- [Directions for this task] In the entries below, count each line holding the word "Опендатабот". Answer with the total alone.

_ _ _ _ _ _ _

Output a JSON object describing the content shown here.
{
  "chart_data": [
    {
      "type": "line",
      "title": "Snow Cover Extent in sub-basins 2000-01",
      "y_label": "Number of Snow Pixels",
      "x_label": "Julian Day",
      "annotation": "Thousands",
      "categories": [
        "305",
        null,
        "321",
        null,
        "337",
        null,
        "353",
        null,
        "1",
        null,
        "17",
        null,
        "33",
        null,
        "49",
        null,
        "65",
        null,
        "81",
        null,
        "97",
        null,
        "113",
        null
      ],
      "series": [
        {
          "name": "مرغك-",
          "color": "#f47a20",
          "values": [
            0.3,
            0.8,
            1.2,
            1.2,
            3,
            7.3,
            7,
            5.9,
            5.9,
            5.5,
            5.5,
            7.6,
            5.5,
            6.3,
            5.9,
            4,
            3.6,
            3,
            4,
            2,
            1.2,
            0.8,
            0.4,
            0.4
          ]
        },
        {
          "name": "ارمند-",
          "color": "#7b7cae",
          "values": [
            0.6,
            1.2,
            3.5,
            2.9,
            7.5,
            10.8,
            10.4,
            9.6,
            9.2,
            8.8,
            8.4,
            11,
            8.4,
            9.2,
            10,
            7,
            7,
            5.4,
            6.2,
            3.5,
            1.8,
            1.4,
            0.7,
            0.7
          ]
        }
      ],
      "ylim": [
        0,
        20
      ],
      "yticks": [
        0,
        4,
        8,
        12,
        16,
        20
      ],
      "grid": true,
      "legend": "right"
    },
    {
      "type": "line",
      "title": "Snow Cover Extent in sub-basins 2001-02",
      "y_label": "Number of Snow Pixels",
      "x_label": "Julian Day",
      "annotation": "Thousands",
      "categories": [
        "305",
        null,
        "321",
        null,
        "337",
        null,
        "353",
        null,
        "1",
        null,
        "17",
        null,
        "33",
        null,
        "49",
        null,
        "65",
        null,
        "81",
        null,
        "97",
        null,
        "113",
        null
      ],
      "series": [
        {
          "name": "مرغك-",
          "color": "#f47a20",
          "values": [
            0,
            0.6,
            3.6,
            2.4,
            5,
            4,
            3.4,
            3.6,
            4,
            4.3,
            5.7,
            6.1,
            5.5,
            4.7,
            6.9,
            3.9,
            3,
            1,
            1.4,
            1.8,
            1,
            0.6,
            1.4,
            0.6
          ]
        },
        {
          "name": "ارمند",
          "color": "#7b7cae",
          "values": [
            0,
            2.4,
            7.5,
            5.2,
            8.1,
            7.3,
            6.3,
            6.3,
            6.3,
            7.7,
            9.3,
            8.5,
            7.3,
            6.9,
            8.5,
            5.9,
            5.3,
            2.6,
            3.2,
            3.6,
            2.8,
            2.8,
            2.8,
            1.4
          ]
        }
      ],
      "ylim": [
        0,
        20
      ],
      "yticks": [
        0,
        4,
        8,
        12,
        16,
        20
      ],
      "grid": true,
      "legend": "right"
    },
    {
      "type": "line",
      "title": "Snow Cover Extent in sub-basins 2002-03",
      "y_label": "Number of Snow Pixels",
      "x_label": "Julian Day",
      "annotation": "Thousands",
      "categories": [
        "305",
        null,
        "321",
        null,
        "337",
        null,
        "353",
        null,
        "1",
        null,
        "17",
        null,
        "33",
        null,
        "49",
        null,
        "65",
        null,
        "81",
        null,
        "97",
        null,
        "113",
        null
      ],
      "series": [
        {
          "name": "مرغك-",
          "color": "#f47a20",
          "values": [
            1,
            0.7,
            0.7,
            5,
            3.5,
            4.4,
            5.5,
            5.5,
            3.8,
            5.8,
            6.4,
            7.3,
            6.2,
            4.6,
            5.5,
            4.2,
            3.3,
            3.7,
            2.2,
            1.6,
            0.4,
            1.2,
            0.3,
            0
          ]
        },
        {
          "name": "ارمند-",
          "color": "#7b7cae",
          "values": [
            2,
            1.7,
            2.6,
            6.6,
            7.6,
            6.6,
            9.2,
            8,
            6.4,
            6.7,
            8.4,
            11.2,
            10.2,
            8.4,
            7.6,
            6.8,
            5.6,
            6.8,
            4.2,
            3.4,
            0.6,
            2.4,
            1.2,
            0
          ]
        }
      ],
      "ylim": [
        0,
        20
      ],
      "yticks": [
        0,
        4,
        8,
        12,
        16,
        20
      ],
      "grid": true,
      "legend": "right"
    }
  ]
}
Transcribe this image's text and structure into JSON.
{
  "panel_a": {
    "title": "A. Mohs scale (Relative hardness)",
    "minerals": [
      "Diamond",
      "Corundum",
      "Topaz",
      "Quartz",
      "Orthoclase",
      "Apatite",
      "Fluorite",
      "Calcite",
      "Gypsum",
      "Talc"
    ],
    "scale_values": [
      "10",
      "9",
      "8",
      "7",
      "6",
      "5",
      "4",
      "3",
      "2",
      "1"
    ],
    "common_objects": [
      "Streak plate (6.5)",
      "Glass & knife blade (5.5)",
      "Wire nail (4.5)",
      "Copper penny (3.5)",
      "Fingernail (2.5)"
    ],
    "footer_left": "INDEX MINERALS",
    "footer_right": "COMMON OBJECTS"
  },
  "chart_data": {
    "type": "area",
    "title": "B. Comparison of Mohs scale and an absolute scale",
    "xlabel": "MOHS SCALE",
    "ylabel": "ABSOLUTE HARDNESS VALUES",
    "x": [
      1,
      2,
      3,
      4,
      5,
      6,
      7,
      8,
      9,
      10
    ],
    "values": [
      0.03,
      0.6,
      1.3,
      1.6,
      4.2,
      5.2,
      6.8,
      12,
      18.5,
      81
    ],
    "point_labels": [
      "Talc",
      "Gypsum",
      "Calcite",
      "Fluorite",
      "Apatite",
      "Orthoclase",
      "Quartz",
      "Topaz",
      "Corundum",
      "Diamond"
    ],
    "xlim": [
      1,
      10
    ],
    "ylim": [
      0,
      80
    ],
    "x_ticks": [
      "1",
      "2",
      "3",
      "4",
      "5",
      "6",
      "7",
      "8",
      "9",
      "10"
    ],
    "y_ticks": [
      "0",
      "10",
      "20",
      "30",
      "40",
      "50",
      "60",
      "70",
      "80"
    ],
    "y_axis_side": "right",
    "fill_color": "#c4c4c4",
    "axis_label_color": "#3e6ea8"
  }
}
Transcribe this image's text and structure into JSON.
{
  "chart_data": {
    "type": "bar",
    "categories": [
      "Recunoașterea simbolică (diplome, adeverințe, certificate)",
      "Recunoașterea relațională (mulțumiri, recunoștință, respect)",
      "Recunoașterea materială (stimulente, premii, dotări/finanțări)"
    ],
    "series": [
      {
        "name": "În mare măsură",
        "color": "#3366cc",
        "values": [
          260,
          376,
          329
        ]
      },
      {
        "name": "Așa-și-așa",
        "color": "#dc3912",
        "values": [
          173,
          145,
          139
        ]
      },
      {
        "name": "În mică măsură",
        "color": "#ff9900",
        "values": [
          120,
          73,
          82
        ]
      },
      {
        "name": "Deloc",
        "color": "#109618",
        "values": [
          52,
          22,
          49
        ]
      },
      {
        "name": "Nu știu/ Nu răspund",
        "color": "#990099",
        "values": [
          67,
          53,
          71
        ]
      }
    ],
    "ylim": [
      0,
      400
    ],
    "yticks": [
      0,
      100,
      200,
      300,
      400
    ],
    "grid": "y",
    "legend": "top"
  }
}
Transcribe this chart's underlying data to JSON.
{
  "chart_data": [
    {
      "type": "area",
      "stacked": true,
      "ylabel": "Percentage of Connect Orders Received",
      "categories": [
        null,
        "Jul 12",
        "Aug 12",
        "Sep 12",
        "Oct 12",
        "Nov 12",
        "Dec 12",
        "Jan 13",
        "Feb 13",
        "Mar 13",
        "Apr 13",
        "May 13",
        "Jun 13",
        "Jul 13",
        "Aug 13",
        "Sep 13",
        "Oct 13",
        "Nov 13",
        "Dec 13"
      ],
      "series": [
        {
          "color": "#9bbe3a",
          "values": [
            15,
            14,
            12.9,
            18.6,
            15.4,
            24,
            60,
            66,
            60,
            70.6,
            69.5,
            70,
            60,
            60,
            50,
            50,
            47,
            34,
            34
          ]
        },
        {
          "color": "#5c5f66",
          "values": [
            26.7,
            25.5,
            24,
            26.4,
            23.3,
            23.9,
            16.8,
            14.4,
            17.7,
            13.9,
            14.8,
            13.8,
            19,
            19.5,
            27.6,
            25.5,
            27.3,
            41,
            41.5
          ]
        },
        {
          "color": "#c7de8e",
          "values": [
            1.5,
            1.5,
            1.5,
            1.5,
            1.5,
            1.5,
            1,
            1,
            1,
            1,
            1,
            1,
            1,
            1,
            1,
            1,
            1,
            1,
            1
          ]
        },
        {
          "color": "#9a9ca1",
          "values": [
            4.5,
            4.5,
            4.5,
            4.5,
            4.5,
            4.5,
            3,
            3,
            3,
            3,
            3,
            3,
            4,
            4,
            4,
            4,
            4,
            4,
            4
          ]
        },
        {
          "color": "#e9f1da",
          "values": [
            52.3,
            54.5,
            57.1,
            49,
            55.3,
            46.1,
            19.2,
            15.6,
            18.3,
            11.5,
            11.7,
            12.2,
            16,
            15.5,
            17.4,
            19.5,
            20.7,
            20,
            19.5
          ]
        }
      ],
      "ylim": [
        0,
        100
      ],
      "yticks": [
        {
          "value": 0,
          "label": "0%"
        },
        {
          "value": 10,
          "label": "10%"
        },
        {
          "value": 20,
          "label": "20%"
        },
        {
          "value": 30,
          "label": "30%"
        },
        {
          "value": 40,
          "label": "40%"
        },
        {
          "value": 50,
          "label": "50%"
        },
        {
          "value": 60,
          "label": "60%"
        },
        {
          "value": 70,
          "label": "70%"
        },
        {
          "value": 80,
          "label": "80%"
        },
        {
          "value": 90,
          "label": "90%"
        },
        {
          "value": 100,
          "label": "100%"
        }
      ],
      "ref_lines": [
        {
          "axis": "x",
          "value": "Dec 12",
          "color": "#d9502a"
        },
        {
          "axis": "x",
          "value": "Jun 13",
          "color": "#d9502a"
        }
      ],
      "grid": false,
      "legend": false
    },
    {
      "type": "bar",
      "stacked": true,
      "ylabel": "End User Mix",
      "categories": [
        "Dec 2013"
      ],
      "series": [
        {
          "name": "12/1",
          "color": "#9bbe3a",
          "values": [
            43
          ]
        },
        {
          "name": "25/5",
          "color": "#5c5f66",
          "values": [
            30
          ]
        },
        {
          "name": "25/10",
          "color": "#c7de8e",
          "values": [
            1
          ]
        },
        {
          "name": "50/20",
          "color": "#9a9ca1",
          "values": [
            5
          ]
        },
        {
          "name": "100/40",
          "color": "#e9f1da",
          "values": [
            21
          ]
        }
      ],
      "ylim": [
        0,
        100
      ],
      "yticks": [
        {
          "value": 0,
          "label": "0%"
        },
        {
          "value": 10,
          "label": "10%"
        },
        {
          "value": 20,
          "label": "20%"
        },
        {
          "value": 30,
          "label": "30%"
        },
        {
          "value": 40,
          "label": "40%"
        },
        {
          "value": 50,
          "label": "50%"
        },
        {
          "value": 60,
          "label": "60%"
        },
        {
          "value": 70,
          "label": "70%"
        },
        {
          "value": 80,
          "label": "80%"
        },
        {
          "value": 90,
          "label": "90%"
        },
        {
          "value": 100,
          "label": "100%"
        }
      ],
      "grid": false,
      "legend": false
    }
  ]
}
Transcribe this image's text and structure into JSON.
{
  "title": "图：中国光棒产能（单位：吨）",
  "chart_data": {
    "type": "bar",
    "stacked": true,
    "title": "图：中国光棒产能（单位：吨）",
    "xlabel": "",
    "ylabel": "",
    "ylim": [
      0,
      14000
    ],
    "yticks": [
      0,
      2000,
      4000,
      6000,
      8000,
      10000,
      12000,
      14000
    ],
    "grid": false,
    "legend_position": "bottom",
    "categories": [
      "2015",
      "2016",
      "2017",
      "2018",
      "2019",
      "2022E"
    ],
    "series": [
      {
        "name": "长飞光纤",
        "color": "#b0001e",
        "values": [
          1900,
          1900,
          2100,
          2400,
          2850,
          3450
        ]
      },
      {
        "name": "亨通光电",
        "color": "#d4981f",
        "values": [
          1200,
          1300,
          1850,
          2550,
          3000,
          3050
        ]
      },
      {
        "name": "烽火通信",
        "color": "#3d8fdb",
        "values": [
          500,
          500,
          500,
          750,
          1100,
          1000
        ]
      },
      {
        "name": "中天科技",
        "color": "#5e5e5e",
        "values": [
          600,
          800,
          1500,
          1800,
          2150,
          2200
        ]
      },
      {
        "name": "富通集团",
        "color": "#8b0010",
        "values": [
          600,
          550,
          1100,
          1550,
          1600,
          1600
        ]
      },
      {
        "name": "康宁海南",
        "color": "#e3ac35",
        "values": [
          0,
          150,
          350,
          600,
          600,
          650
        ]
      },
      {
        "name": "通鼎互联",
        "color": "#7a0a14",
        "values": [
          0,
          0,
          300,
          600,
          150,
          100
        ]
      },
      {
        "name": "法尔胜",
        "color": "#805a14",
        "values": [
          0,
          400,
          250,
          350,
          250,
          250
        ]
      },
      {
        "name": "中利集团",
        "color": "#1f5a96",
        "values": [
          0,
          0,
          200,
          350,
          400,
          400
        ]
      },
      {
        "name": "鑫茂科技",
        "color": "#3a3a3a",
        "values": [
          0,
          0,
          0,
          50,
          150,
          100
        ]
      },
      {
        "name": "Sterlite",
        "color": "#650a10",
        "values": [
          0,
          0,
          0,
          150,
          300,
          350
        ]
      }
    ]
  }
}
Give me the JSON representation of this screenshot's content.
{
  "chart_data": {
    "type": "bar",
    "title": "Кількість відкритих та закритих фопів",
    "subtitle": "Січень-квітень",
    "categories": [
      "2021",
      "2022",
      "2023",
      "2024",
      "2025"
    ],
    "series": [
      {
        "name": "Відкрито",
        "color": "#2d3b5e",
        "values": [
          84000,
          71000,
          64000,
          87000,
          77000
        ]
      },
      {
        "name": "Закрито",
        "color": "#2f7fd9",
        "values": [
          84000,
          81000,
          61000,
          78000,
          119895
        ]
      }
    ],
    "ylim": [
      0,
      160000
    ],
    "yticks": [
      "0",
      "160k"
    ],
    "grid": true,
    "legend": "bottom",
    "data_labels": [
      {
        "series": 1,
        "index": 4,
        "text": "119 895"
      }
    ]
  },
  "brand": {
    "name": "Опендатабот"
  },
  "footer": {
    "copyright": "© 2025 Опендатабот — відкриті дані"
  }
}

_ _ _ _ _ _ _

- [Expected answer] 2